### Task to carry out
In the re-sentencing text, what sentence does the writer favor for the respondent?

15 I have come to the conclusion that it would be a fair approach to the present re-sentencing of the respondent to take the latter of those alternative courses. I am influenced to that conclusion not so much by the respondent's comparative youth, as by the evidence that was put before the Court in connection with re-sentencing, and to the effect that the respondent has made, and continues to make, steady rehabilitative progress. It is, of course, of the greatest importance that, the stated premise being accepted, this Court not now intrude clumsily into the continuing process of rehabilitation and thereby undo the good that has been, and that hopefully will be, achieved. It is, of course, equally important that the determination of the law to put down all forms of robbery, of robbery in company, and of armed robbery, should be, and should be seen by all concerned to be, clear and resolute. In my opinion a prudently judged sentence of imprisonment to be served by way of periodic detention will do all that can now be done to restore the balance that ought to have been struck at first instance.
16 I would favour a sentence of imprisonment of 18 months to be served by way of periodic detention. It is no secret that the practical effect of such a sentence will be that for the first one-third of the term of the sentence, that is to say for a period of 6 months, the respondent will be required to spend from Friday night to Sunday afternoon of each week-end in full-time custody, in a Periodic Detention Centre. If, as one would expect to be the case given the evidence now available, the respondent fulfils the requirements made of him during that initial six month period, then there will be an administrative relaxation of the requirements of periodic detention throughout the second six month portion of the proposed sentence. If the respondent continues to respond appropriately, then there will be a further administrative relaxation entailing that the remaining third of the proposed sentence will be served, effectively, in the performance of some kind of community service rather than in the form of full-time week-end detention.
17 I do not suggest that there is anything definitive about what is thus proposed. I do think, however, that it achieves, as best it can now be done, practical justice in a number of respects. First, the suggested approach ensures that the recognisance, erroneously granted in the District Court, is not left to stand uncorrected, and to become, thereby, a misleading and inappropriate precedent in future and similar cases. Secondly, the suggested approach entails that the respondent is required to accept responsibility, in a real way, for the criminality of his offending. Thirdly, the suggested approach does not entail an interruption of the respondent's normal working week; or of those activities which the respondent has described in explanation of his on-going attempts to rehabilitate himself. Fourthly, the suggested approach offers a reasonable reassurance to the general community that it is not possible to rob in company, with balaclavas, kitchen knives and a degree of physical violence, and to avoid, for reasons of sympathy however understandable, any real sacrifice of personal liberty. Fifthly, the suggested approach would give, in my opinion, proper recognition and effect to both the letter and the spirit of the guideline judgment of the Court in Henry.

Bounding box prediction data:
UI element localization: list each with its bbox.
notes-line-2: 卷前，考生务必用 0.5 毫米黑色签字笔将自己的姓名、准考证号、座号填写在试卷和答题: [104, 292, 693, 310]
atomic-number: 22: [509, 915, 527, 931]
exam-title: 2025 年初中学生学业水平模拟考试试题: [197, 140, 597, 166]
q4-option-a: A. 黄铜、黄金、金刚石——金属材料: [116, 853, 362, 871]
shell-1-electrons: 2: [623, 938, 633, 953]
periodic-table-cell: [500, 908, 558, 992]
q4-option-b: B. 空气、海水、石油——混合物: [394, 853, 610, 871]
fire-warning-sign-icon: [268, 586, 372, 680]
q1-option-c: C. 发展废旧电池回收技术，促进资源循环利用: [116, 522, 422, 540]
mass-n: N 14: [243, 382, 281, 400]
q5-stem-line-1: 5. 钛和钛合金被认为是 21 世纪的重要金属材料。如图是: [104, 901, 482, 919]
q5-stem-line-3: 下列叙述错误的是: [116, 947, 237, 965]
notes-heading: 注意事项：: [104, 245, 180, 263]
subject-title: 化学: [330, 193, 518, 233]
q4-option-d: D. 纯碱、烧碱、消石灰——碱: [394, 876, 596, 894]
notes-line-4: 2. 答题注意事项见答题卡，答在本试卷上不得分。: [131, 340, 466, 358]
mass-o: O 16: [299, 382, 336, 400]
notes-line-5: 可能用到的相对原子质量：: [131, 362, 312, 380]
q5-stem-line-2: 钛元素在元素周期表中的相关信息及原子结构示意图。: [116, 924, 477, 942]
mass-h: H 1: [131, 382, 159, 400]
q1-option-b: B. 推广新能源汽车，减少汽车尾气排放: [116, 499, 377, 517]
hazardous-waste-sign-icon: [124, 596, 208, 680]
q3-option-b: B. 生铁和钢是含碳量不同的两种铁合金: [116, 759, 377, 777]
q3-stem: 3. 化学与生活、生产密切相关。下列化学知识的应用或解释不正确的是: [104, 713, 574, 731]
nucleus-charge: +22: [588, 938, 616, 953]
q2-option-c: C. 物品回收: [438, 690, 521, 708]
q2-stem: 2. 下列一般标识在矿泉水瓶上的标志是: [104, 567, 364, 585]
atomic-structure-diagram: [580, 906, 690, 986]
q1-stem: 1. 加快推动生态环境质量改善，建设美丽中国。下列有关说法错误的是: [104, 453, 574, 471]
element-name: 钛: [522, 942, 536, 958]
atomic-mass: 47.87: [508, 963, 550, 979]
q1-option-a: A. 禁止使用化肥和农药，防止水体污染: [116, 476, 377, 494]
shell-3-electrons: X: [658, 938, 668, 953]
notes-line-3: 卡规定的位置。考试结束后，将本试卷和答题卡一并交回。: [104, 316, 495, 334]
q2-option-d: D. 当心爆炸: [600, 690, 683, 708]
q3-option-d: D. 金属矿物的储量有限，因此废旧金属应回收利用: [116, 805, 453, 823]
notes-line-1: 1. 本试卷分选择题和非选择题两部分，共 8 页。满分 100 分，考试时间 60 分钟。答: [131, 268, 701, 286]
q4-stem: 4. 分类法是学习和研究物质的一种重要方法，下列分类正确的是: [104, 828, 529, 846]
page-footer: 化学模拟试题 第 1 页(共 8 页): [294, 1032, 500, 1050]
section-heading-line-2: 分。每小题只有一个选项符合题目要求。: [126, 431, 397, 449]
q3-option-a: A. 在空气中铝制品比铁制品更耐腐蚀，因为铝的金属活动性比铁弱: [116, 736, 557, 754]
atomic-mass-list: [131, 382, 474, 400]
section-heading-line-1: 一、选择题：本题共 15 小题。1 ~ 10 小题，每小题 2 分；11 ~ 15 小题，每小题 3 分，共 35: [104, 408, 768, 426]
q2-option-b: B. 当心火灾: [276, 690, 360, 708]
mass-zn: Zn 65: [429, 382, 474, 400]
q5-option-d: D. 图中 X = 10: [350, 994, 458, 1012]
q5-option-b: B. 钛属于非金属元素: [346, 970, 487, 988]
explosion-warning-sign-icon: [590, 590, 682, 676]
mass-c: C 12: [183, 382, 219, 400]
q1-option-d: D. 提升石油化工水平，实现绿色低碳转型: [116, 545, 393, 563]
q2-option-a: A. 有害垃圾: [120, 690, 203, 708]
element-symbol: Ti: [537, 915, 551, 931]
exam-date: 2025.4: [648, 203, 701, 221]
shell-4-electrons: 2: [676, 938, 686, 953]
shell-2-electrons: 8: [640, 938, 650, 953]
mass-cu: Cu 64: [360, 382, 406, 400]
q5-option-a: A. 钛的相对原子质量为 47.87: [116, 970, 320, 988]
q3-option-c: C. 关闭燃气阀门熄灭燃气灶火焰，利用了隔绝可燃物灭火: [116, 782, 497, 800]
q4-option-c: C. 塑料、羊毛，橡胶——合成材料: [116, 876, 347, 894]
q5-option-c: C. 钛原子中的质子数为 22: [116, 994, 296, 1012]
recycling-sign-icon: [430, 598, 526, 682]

### Solution below
Imprisonment of 18 months to be served by way of periodic detention.